--- Records for this task ---

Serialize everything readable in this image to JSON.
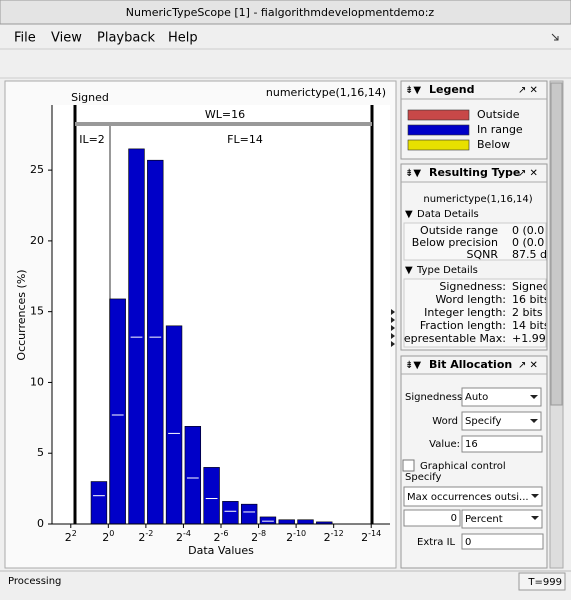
{
  "window": {
    "title": "NumericTypeScope [1] - fialgorithmdevelopmentdemo:z"
  },
  "menu": [
    "File",
    "View",
    "Playback",
    "Help"
  ],
  "chart_data": {
    "type": "histogram",
    "title_left": "Signed",
    "title_right": "numerictype(1,16,14)",
    "annotations": {
      "wl": "WL=16",
      "il": "IL=2",
      "fl": "FL=14"
    },
    "xlabel": "Data Values",
    "ylabel": "Occurrences (%)",
    "bins": [
      1,
      0,
      -1,
      -2,
      -3,
      -4,
      -5,
      -6,
      -7,
      -8,
      -9,
      -10,
      -11,
      -12
    ],
    "values": [
      3.0,
      15.9,
      26.5,
      25.7,
      14.0,
      6.9,
      4.0,
      1.6,
      1.4,
      0.5,
      0.3,
      0.3,
      0.15
    ],
    "inner_marks": [
      2.0,
      7.7,
      13.2,
      13.2,
      6.4,
      3.25,
      1.8,
      0.9,
      0.85,
      0.2,
      null,
      null,
      null
    ],
    "color": "#0000c8",
    "xlim": [
      3,
      -15
    ],
    "xticks": [
      {
        "value": 2,
        "label": "2^2"
      },
      {
        "value": 0,
        "label": "2^0"
      },
      {
        "value": -2,
        "label": "2^-2"
      },
      {
        "value": -4,
        "label": "2^-4"
      },
      {
        "value": -6,
        "label": "2^-6"
      },
      {
        "value": -8,
        "label": "2^-8"
      },
      {
        "value": -10,
        "label": "2^-10"
      },
      {
        "value": -12,
        "label": "2^-12"
      },
      {
        "value": -14,
        "label": "2^-14"
      }
    ],
    "ylim": [
      0,
      29.6
    ],
    "yticks": [
      0,
      5,
      10,
      15,
      20,
      25
    ]
  },
  "legend_panel": {
    "title": "Legend",
    "items": [
      {
        "label": "Outside",
        "color": "#c84848"
      },
      {
        "label": "In range",
        "color": "#0000c8"
      },
      {
        "label": "Below",
        "color": "#e8e000"
      }
    ]
  },
  "resulting_type_panel": {
    "title": "Resulting Type",
    "type": "numerictype(1,16,14)",
    "data_details": {
      "title": "Data Details",
      "rows": [
        [
          "Outside range",
          "0 (0.0"
        ],
        [
          "Below precision",
          "0 (0.0"
        ],
        [
          "SQNR",
          "87.5 d"
        ]
      ]
    },
    "type_details": {
      "title": "Type Details",
      "rows": [
        [
          "Signedness:",
          "Signed"
        ],
        [
          "Word length:",
          "16 bits"
        ],
        [
          "Integer length:",
          "2 bits"
        ],
        [
          "Fraction length:",
          "14 bits"
        ],
        [
          "Representable Max:",
          "+1.999"
        ]
      ]
    }
  },
  "bit_allocation_panel": {
    "title": "Bit Allocation",
    "signedness_label": "Signedness",
    "signedness": "Auto",
    "word_label": "Word",
    "word": "Specify",
    "value_label": "Value:",
    "value": "16",
    "graphical_control": "Graphical control",
    "specify_label": "Specify",
    "specify": "Max occurrences outsi...",
    "amount": "0",
    "unit": "Percent",
    "extra_il_label": "Extra IL",
    "extra_il": "0"
  },
  "status": {
    "text": "Processing",
    "time": "T=999"
  }
}
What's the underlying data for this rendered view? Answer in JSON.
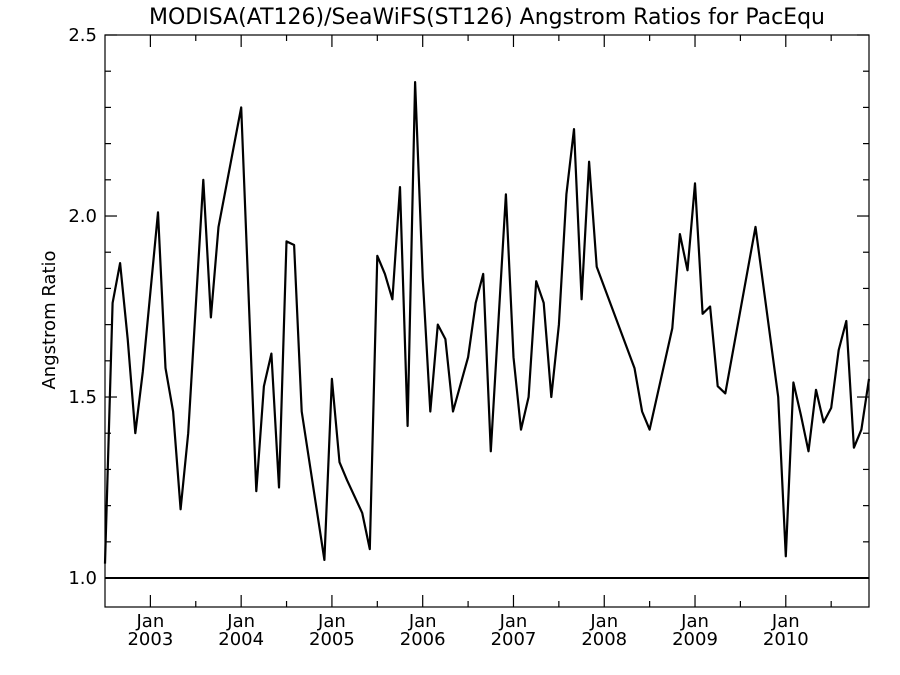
{
  "chart_data": {
    "type": "line",
    "title": "MODISA(AT126)/SeaWiFS(ST126)  Angstrom Ratios for PacEqu",
    "xlabel": "",
    "ylabel": "Angstrom Ratio",
    "ylim": [
      0.92,
      2.5
    ],
    "xlim": [
      "2002-07",
      "2010-12"
    ],
    "grid": false,
    "y_ticks": [
      "1.0",
      "1.5",
      "2.0",
      "2.5"
    ],
    "x_ticks": [
      {
        "month": "Jan",
        "year": "2003",
        "date": "2003-01"
      },
      {
        "month": "Jan",
        "year": "2004",
        "date": "2004-01"
      },
      {
        "month": "Jan",
        "year": "2005",
        "date": "2005-01"
      },
      {
        "month": "Jan",
        "year": "2006",
        "date": "2006-01"
      },
      {
        "month": "Jan",
        "year": "2007",
        "date": "2007-01"
      },
      {
        "month": "Jan",
        "year": "2008",
        "date": "2008-01"
      },
      {
        "month": "Jan",
        "year": "2009",
        "date": "2009-01"
      },
      {
        "month": "Jan",
        "year": "2010",
        "date": "2010-01"
      }
    ],
    "reference_line": {
      "y": 1.0
    },
    "series": [
      {
        "points": [
          [
            "2002-07",
            1.04
          ],
          [
            "2002-08",
            1.76
          ],
          [
            "2002-09",
            1.87
          ],
          [
            "2002-10",
            1.66
          ],
          [
            "2002-11",
            1.4
          ],
          [
            "2002-12",
            1.57
          ],
          [
            "2003-02",
            2.01
          ],
          [
            "2003-03",
            1.58
          ],
          [
            "2003-04",
            1.46
          ],
          [
            "2003-05",
            1.19
          ],
          [
            "2003-06",
            1.4
          ],
          [
            "2003-08",
            2.1
          ],
          [
            "2003-09",
            1.72
          ],
          [
            "2003-10",
            1.97
          ],
          [
            "2004-01",
            2.3
          ],
          [
            "2004-03",
            1.24
          ],
          [
            "2004-04",
            1.53
          ],
          [
            "2004-05",
            1.62
          ],
          [
            "2004-06",
            1.25
          ],
          [
            "2004-07",
            1.93
          ],
          [
            "2004-08",
            1.92
          ],
          [
            "2004-09",
            1.46
          ],
          [
            "2004-12",
            1.05
          ],
          [
            "2005-01",
            1.55
          ],
          [
            "2005-02",
            1.32
          ],
          [
            "2005-03",
            1.27
          ],
          [
            "2005-05",
            1.18
          ],
          [
            "2005-06",
            1.08
          ],
          [
            "2005-07",
            1.89
          ],
          [
            "2005-08",
            1.84
          ],
          [
            "2005-09",
            1.77
          ],
          [
            "2005-10",
            2.08
          ],
          [
            "2005-11",
            1.42
          ],
          [
            "2005-12",
            2.37
          ],
          [
            "2006-01",
            1.83
          ],
          [
            "2006-02",
            1.46
          ],
          [
            "2006-03",
            1.7
          ],
          [
            "2006-04",
            1.66
          ],
          [
            "2006-05",
            1.46
          ],
          [
            "2006-07",
            1.61
          ],
          [
            "2006-08",
            1.76
          ],
          [
            "2006-09",
            1.84
          ],
          [
            "2006-10",
            1.35
          ],
          [
            "2006-12",
            2.06
          ],
          [
            "2007-01",
            1.61
          ],
          [
            "2007-02",
            1.41
          ],
          [
            "2007-03",
            1.5
          ],
          [
            "2007-04",
            1.82
          ],
          [
            "2007-05",
            1.76
          ],
          [
            "2007-06",
            1.5
          ],
          [
            "2007-07",
            1.7
          ],
          [
            "2007-08",
            2.06
          ],
          [
            "2007-09",
            2.24
          ],
          [
            "2007-10",
            1.77
          ],
          [
            "2007-11",
            2.15
          ],
          [
            "2007-12",
            1.86
          ],
          [
            "2008-05",
            1.58
          ],
          [
            "2008-06",
            1.46
          ],
          [
            "2008-07",
            1.41
          ],
          [
            "2008-10",
            1.69
          ],
          [
            "2008-11",
            1.95
          ],
          [
            "2008-12",
            1.85
          ],
          [
            "2009-01",
            2.09
          ],
          [
            "2009-02",
            1.73
          ],
          [
            "2009-03",
            1.75
          ],
          [
            "2009-04",
            1.53
          ],
          [
            "2009-05",
            1.51
          ],
          [
            "2009-09",
            1.97
          ],
          [
            "2009-12",
            1.5
          ],
          [
            "2010-01",
            1.06
          ],
          [
            "2010-02",
            1.54
          ],
          [
            "2010-03",
            1.45
          ],
          [
            "2010-04",
            1.35
          ],
          [
            "2010-05",
            1.52
          ],
          [
            "2010-06",
            1.43
          ],
          [
            "2010-07",
            1.47
          ],
          [
            "2010-08",
            1.63
          ],
          [
            "2010-09",
            1.71
          ],
          [
            "2010-10",
            1.36
          ],
          [
            "2010-11",
            1.41
          ],
          [
            "2010-12",
            1.55
          ]
        ]
      }
    ]
  }
}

---

● **Stated problem**
Select from the material above each line in which the string "color" appears, and list those lines.

● **Response below**
    "color": "#0000c8",
        "color": "#c84848"
        "color": "#0000c8"
        "color": "#e8e000"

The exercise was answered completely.